Saved entries:

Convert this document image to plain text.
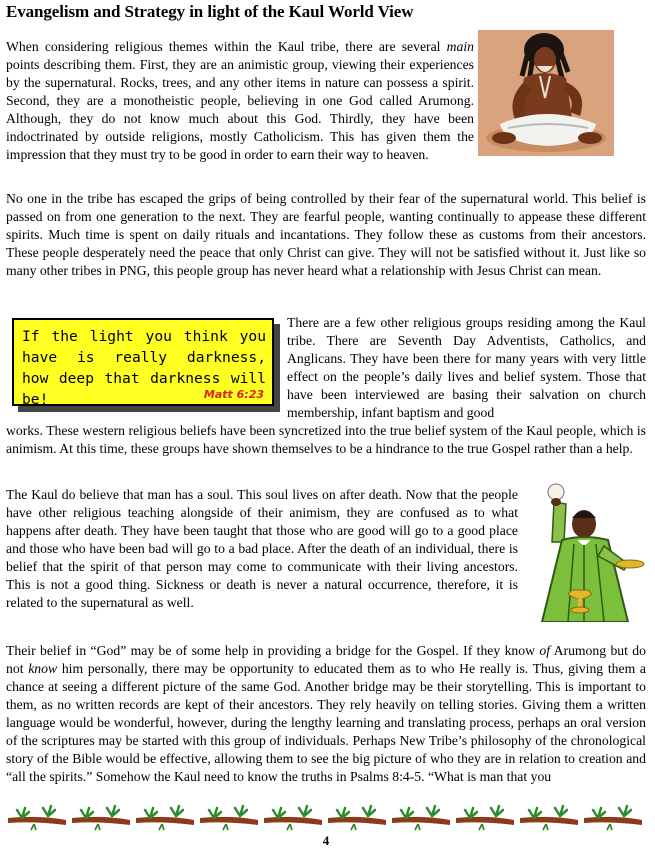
Evangelism and Strategy in light of the Kaul World View

When considering religious themes within the Kaul tribe, there are several main points describing them. First, they are an animistic group, viewing their experiences by the supernatural. Rocks, trees, and any other items in nature can possess a spirit. Second, they are a monotheistic people, believing in one God called Arumong. Although, they do not know much about this God. Thirdly, they have been indoctrinated by outside religions, mostly Catholicism. This has given them the impression that they must try to be good in order to earn their way to heaven.

No one in the tribe has escaped the grips of being controlled by their fear of the supernatural world. This belief is passed on from one generation to the next. They are fearful people, wanting continually to appease these different spirits. Much time is spent on daily rituals and incantations. They follow these as customs from their ancestors. These people desperately need the peace that only Christ can give. They will not be satisfied without it. Just like so many other tribes in PNG, this people group has never heard what a relationship with Jesus Christ can mean.

If the light you think you have is really darkness, how deep that darkness will be!	Matt 6:23

There are a few other religious groups residing among the Kaul tribe. There are Seventh Day Adventists, Catholics, and Anglicans. They have been there for many years with very little effect on the people’s daily lives and belief system. Those that have been interviewed are basing their salvation on church membership, infant baptism and good

works. These western religious beliefs have been syncretized into the true belief system of the Kaul people, which is animism. At this time, these groups have shown themselves to be a hindrance to the true Gospel rather than a help.

The Kaul do believe that man has a soul. This soul lives on after death. Now that the people have other religious teaching alongside of their animism, they are confused as to what happens after death. They have been taught that those who are good will go to a good place and those who have been bad will go to a bad place. After the death of an individual, there is belief that the spirit of that person may come to communicate with their living ancestors. This is not a good thing. Sickness or death is never a natural occurrence, therefore, it is related to the supernatural as well.

Their belief in “God” may be of some help in providing a bridge for the Gospel. If they know of Arumong but do not know him personally, there may be opportunity to educated them as to who He really is. Thus, giving them a chance at seeing a different picture of the same God. Another bridge may be their storytelling. This is important to them, as no written records are kept of their ancestors. They rely heavily on telling stories. Giving them a written language would be wonderful, however, during the lengthy learning and translating process, perhaps an oral version of the scriptures may be started with this group of individuals. Perhaps New Tribe’s philosophy of the chronological story of the Bible would be effective, allowing them to see the big picture of who they are in relation to creation and “all the spirits.” Somehow the Kaul need to know the truths in Psalms 8:4-5. “What is man that you

4
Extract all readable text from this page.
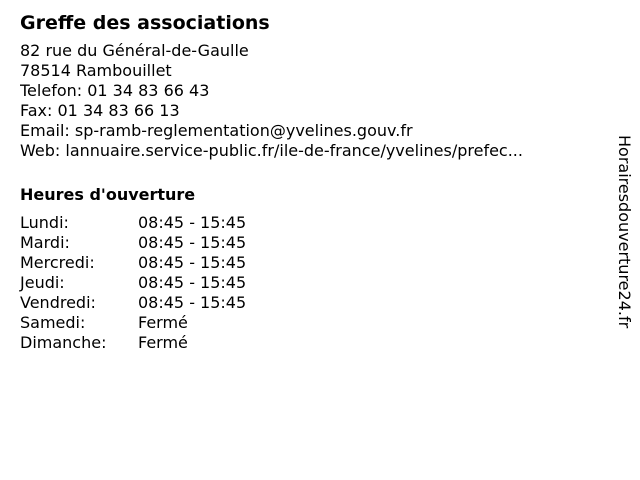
Greffe des associations
82 rue du Général-de-Gaulle
78514 Rambouillet
Telefon: 01 34 83 66 43
Fax: 01 34 83 66 13
Email: sp-ramb-reglementation@yvelines.gouv.fr
Web: lannuaire.service-public.fr/ile-de-france/yvelines/prefec...
Heures d'ouverture
Lundi:	08:45 - 15:45
Mardi:	08:45 - 15:45
Mercredi:	08:45 - 15:45
Jeudi:	08:45 - 15:45
Vendredi:	08:45 - 15:45
Samedi:	Fermé
Dimanche:	Fermé
Horairesdouverture24.fr
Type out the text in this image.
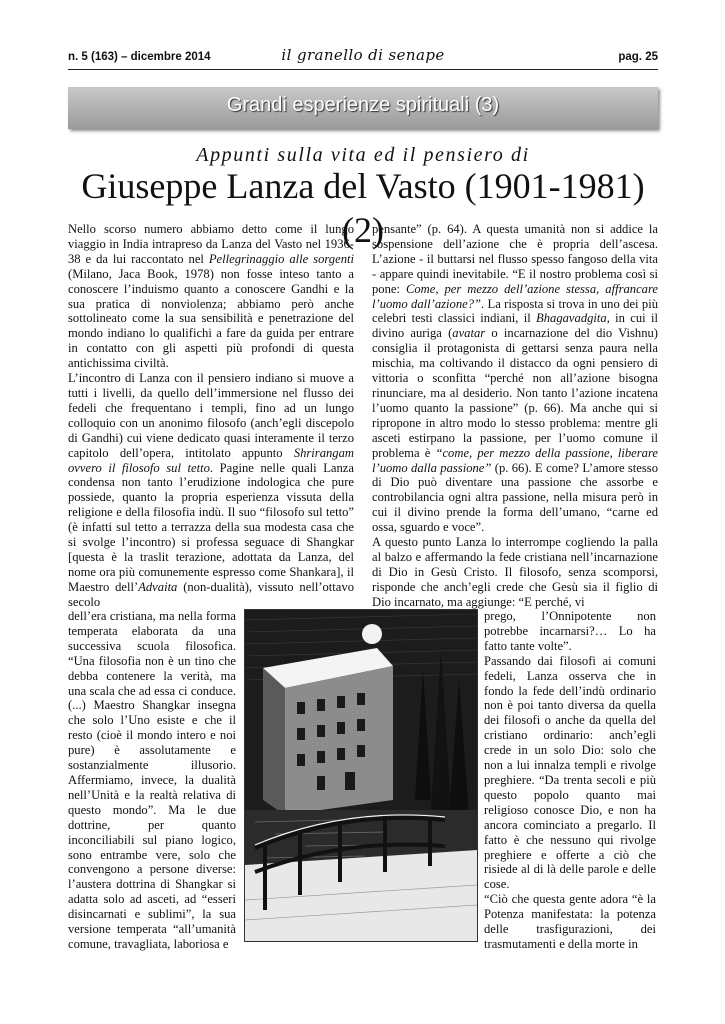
n. 5 (163) – dicembre 2014	il granello di senape	pag. 25
Grandi esperienze spirituali (3)
Appunti sulla vita ed il pensiero di
Giuseppe Lanza del Vasto (1901-1981) (2)

Nello scorso numero abbiamo detto come il lungo viaggio in India intrapreso da Lanza del Vasto nel 1936-38 e da lui raccontato nel Pellegrinaggio alle sorgenti (Milano, Jaca Book, 1978) non fosse inteso tanto a conoscere l’induismo quanto a conoscere Gandhi e la sua pratica di nonviolenza; abbiamo però anche sottolineato come la sua sensibilità e penetrazione del mondo indiano lo qualifichi a fare da guida per entrare in contatto con gli aspetti più profondi di questa antichissima civiltà.

L’incontro di Lanza con il pensiero indiano si muove a tutti i livelli, da quello dell’immersione nel flusso dei fedeli che frequentano i templi, fino ad un lungo colloquio con un anonimo filosofo (anch’egli discepolo di Gandhi) cui viene dedicato quasi interamente il terzo capitolo dell’opera, intitolato appunto Shrirangam ovvero il filosofo sul tetto. Pagine nelle quali Lanza condensa non tanto l’erudizione indologica che pure possiede, quanto la propria esperienza vissuta della religione e della filosofia indù. Il suo “filosofo sul tetto” (è infatti sul tetto a terrazza della sua modesta casa che si svolge l’incontro) si professa seguace di Shangkar [questa è la traslit terazione, adottata da Lanza, del nome ora più comunemente espresso come Shankara], il Maestro dell’Advaita (non-dualità), vissuto nell’ottavo secolo

dell’era cristiana, ma nella forma temperata elaborata da una successiva scuola filosofica. “Una filosofia non è un tino che debba contenere la verità, ma una scala che ad essa ci conduce. (...) Maestro Shangkar insegna che solo l’Uno esiste e che il resto (cioè il mondo intero e noi pure) è assolutamente e sostanzialmente illusorio. Affermiamo, invece, la dualità nell’Unità e la realtà relativa di questo mondo”. Ma le due dottrine, per quanto inconciliabili sul piano logico, sono entrambe vere, solo che convengono a persone diverse: l’austera dottrina di Shangkar si adatta solo ad asceti, ad “esseri disincarnati e sublimi”, la sua versione temperata “all’umanità comune, travagliata, laboriosa e

pensante” (p. 64). A questa umanità non si addice la sospensione dell’azione che è propria dell’ascesa. L’azione - il buttarsi nel flusso spesso fangoso della vita - appare quindi inevitabile. “E il nostro problema così si pone: Come, per mezzo dell’azione stessa, affrancare l’uomo dall’azione?”. La risposta si trova in uno dei più celebri testi classici indiani, il Bhagavadgita, in cui il divino auriga (avatar o incarnazione del dio Vishnu) consiglia il protagonista di gettarsi senza paura nella mischia, ma coltivando il distacco da ogni pensiero di vittoria o sconfitta “perché non all’azione bisogna rinunciare, ma al desiderio. Non tanto l’azione incatena l’uomo quanto la passione” (p. 66). Ma anche qui si ripropone in altro modo lo stesso problema: mentre gli asceti estirpano la passione, per l’uomo comune il problema è “come, per mezzo della passione, liberare l’uomo dalla passione” (p. 66). E come? L’amore stesso di Dio può diventare una passione che assorbe e controbilancia ogni altra passione, nella misura però in cui il divino prende la forma dell’umano, “carne ed ossa, sguardo e voce”.

A questo punto Lanza lo interrompe cogliendo la palla al balzo e affermando la fede cristiana nell’incarnazione di Dio in Gesù Cristo. Il filosofo, senza scomporsi, risponde che anch’egli crede che Gesù sia il figlio di Dio incarnato, ma aggiunge: “E perché, vi

prego, l’Onnipotente non potrebbe incarnarsi?… Lo ha fatto tante volte”.

Passando dai filosofi ai comuni fedeli, Lanza osserva che in fondo la fede dell’indù ordinario non è poi tanto diversa da quella dei filosofi o anche da quella del cristiano ordinario: anch’egli crede in un solo Dio: solo che non a lui innalza templi e rivolge preghiere. “Da trenta secoli e più questo popolo quanto mai religioso conosce Dio, e non ha ancora cominciato a pregarlo. Il fatto è che nessuno qui rivolge preghiere e offerte a ciò che risiede al di là delle parole e delle cose.

“Ciò che questa gente adora “è la Potenza manifestata: la potenza delle trasfigurazioni, dei trasmutamenti e della morte in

→ AIM OF THE TASK
Write out each entry exactly as given, but skip the pictures.

→ RESPONSE
Convert this document image to plain text.
Evangelism and Strategy in light of the Kaul World View

When considering religious themes within the Kaul tribe, there are several main points describing them. First, they are an animistic group, viewing their experiences by the supernatural. Rocks, trees, and any other items in nature can possess a spirit. Second, they are a monotheistic people, believing in one God called Arumong. Although, they do not know much about this God. Thirdly, they have been indoctrinated by outside religions, mostly Catholicism. This has given them the impression that they must try to be good in order to earn their way to heaven.

No one in the tribe has escaped the grips of being controlled by their fear of the supernatural world. This belief is passed on from one generation to the next. They are fearful people, wanting continually to appease these different spirits. Much time is spent on daily rituals and incantations. They follow these as customs from their ancestors. These people desperately need the peace that only Christ can give. They will not be satisfied without it. Just like so many other tribes in PNG, this people group has never heard what a relationship with Jesus Christ can mean.

If the light you think you have is really darkness, how deep that darkness will be!	Matt 6:23

There are a few other religious groups residing among the Kaul tribe. There are Seventh Day Adventists, Catholics, and Anglicans. They have been there for many years with very little effect on the people’s daily lives and belief system. Those that have been interviewed are basing their salvation on church membership, infant baptism and good

works. These western religious beliefs have been syncretized into the true belief system of the Kaul people, which is animism. At this time, these groups have shown themselves to be a hindrance to the true Gospel rather than a help.

The Kaul do believe that man has a soul. This soul lives on after death. Now that the people have other religious teaching alongside of their animism, they are confused as to what happens after death. They have been taught that those who are good will go to a good place and those who have been bad will go to a bad place. After the death of an individual, there is belief that the spirit of that person may come to communicate with their living ancestors. This is not a good thing. Sickness or death is never a natural occurrence, therefore, it is related to the supernatural as well.

Their belief in “God” may be of some help in providing a bridge for the Gospel. If they know of Arumong but do not know him personally, there may be opportunity to educated them as to who He really is. Thus, giving them a chance at seeing a different picture of the same God. Another bridge may be their storytelling. This is important to them, as no written records are kept of their ancestors. They rely heavily on telling stories. Giving them a written language would be wonderful, however, during the lengthy learning and translating process, perhaps an oral version of the scriptures may be started with this group of individuals. Perhaps New Tribe’s philosophy of the chronological story of the Bible would be effective, allowing them to see the big picture of who they are in relation to creation and “all the spirits.” Somehow the Kaul need to know the truths in Psalms 8:4-5. “What is man that you

4
Extract all readable text from this page.
Greffe des associations
82 rue du Général-de-Gaulle
78514 Rambouillet
Telefon: 01 34 83 66 43
Fax: 01 34 83 66 13
Email: sp-ramb-reglementation@yvelines.gouv.fr
Web: lannuaire.service-public.fr/ile-de-france/yvelines/prefec...
Heures d'ouverture
Lundi:	08:45 - 15:45
Mardi:	08:45 - 15:45
Mercredi:	08:45 - 15:45
Jeudi:	08:45 - 15:45
Vendredi:	08:45 - 15:45
Samedi:	Fermé
Dimanche:	Fermé
Horairesdouverture24.fr
Type out the text in this image.
n. 5 (163) – dicembre 2014	il granello di senape	pag. 25
Grandi esperienze spirituali (3)
Appunti sulla vita ed il pensiero di
Giuseppe Lanza del Vasto (1901-1981) (2)

Nello scorso numero abbiamo detto come il lungo viaggio in India intrapreso da Lanza del Vasto nel 1936-38 e da lui raccontato nel Pellegrinaggio alle sorgenti (Milano, Jaca Book, 1978) non fosse inteso tanto a conoscere l’induismo quanto a conoscere Gandhi e la sua pratica di nonviolenza; abbiamo però anche sottolineato come la sua sensibilità e penetrazione del mondo indiano lo qualifichi a fare da guida per entrare in contatto con gli aspetti più profondi di questa antichissima civiltà.

L’incontro di Lanza con il pensiero indiano si muove a tutti i livelli, da quello dell’immersione nel flusso dei fedeli che frequentano i templi, fino ad un lungo colloquio con un anonimo filosofo (anch’egli discepolo di Gandhi) cui viene dedicato quasi interamente il terzo capitolo dell’opera, intitolato appunto Shrirangam ovvero il filosofo sul tetto. Pagine nelle quali Lanza condensa non tanto l’erudizione indologica che pure possiede, quanto la propria esperienza vissuta della religione e della filosofia indù. Il suo “filosofo sul tetto” (è infatti sul tetto a terrazza della sua modesta casa che si svolge l’incontro) si professa seguace di Shangkar [questa è la traslit terazione, adottata da Lanza, del nome ora più comunemente espresso come Shankara], il Maestro dell’Advaita (non-dualità), vissuto nell’ottavo secolo

dell’era cristiana, ma nella forma temperata elaborata da una successiva scuola filosofica. “Una filosofia non è un tino che debba contenere la verità, ma una scala che ad essa ci conduce. (...) Maestro Shangkar insegna che solo l’Uno esiste e che il resto (cioè il mondo intero e noi pure) è assolutamente e sostanzialmente illusorio. Affermiamo, invece, la dualità nell’Unità e la realtà relativa di questo mondo”. Ma le due dottrine, per quanto inconciliabili sul piano logico, sono entrambe vere, solo che convengono a persone diverse: l’austera dottrina di Shangkar si adatta solo ad asceti, ad “esseri disincarnati e sublimi”, la sua versione temperata “all’umanità comune, travagliata, laboriosa e

pensante” (p. 64). A questa umanità non si addice la sospensione dell’azione che è propria dell’ascesa. L’azione - il buttarsi nel flusso spesso fangoso della vita - appare quindi inevitabile. “E il nostro problema così si pone: Come, per mezzo dell’azione stessa, affrancare l’uomo dall’azione?”. La risposta si trova in uno dei più celebri testi classici indiani, il Bhagavadgita, in cui il divino auriga (avatar o incarnazione del dio Vishnu) consiglia il protagonista di gettarsi senza paura nella mischia, ma coltivando il distacco da ogni pensiero di vittoria o sconfitta “perché non all’azione bisogna rinunciare, ma al desiderio. Non tanto l’azione incatena l’uomo quanto la passione” (p. 66). Ma anche qui si ripropone in altro modo lo stesso problema: mentre gli asceti estirpano la passione, per l’uomo comune il problema è “come, per mezzo della passione, liberare l’uomo dalla passione” (p. 66). E come? L’amore stesso di Dio può diventare una passione che assorbe e controbilancia ogni altra passione, nella misura però in cui il divino prende la forma dell’umano, “carne ed ossa, sguardo e voce”.

A questo punto Lanza lo interrompe cogliendo la palla al balzo e affermando la fede cristiana nell’incarnazione di Dio in Gesù Cristo. Il filosofo, senza scomporsi, risponde che anch’egli crede che Gesù sia il figlio di Dio incarnato, ma aggiunge: “E perché, vi

prego, l’Onnipotente non potrebbe incarnarsi?… Lo ha fatto tante volte”.

Passando dai filosofi ai comuni fedeli, Lanza osserva che in fondo la fede dell’indù ordinario non è poi tanto diversa da quella dei filosofi o anche da quella del cristiano ordinario: anch’egli crede in un solo Dio: solo che non a lui innalza templi e rivolge preghiere. “Da trenta secoli e più questo popolo quanto mai religioso conosce Dio, e non ha ancora cominciato a pregarlo. Il fatto è che nessuno qui rivolge preghiere e offerte a ciò che risiede al di là delle parole e delle cose.

“Ciò che questa gente adora “è la Potenza manifestata: la potenza delle trasfigurazioni, dei trasmutamenti e della morte in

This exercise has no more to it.